Exercise:
Where a line contains the string "основная", copy that line.

Dataset records
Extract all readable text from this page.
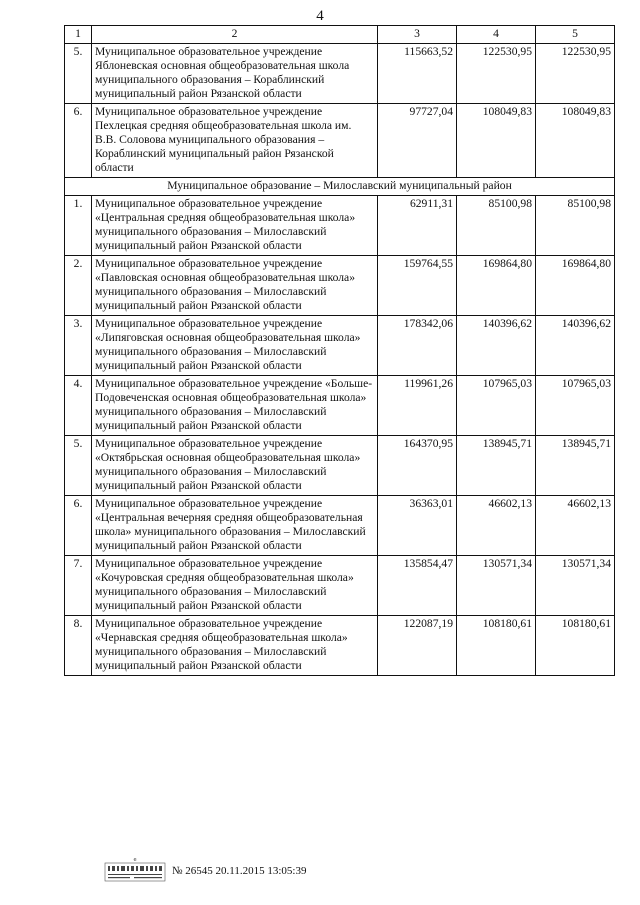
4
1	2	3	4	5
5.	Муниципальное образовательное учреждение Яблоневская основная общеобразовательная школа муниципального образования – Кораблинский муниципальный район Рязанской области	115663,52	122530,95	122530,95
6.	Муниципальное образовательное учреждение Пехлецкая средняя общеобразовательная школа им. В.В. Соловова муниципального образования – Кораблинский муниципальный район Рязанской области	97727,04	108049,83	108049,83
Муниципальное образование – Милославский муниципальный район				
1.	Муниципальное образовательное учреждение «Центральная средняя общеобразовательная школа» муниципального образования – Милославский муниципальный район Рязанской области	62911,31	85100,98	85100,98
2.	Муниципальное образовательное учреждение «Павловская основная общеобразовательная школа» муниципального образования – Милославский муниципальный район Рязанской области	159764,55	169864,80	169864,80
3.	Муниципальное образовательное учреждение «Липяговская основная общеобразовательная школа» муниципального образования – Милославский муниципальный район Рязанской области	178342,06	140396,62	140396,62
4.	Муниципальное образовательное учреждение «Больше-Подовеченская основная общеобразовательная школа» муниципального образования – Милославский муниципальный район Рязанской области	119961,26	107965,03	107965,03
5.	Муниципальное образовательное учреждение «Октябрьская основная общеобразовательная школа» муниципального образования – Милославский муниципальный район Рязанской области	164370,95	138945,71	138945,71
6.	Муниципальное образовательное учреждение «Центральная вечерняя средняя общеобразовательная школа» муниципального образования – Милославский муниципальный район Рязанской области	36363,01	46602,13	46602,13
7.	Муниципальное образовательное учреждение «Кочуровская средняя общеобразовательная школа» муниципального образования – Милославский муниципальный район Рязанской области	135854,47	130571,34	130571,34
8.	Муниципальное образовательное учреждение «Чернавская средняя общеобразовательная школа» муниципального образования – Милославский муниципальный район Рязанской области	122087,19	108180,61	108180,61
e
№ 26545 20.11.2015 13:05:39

Expected answer:
5.	Муниципальное образовательное учреждение Яблоневская основная общеобразовательная школа муниципального образования – Кораблинский муниципальный район Рязанской области	115663,52	122530,95	122530,95
2.	Муниципальное образовательное учреждение «Павловская основная общеобразовательная школа» муниципального образования – Милославский муниципальный район Рязанской области	159764,55	169864,80	169864,80
3.	Муниципальное образовательное учреждение «Липяговская основная общеобразовательная школа» муниципального образования – Милославский муниципальный район Рязанской области	178342,06	140396,62	140396,62
4.	Муниципальное образовательное учреждение «Больше-Подовеченская основная общеобразовательная школа» муниципального образования – Милославский муниципальный район Рязанской области	119961,26	107965,03	107965,03
5.	Муниципальное образовательное учреждение «Октябрьская основная общеобразовательная школа» муниципального образования – Милославский муниципальный район Рязанской области	164370,95	138945,71	138945,71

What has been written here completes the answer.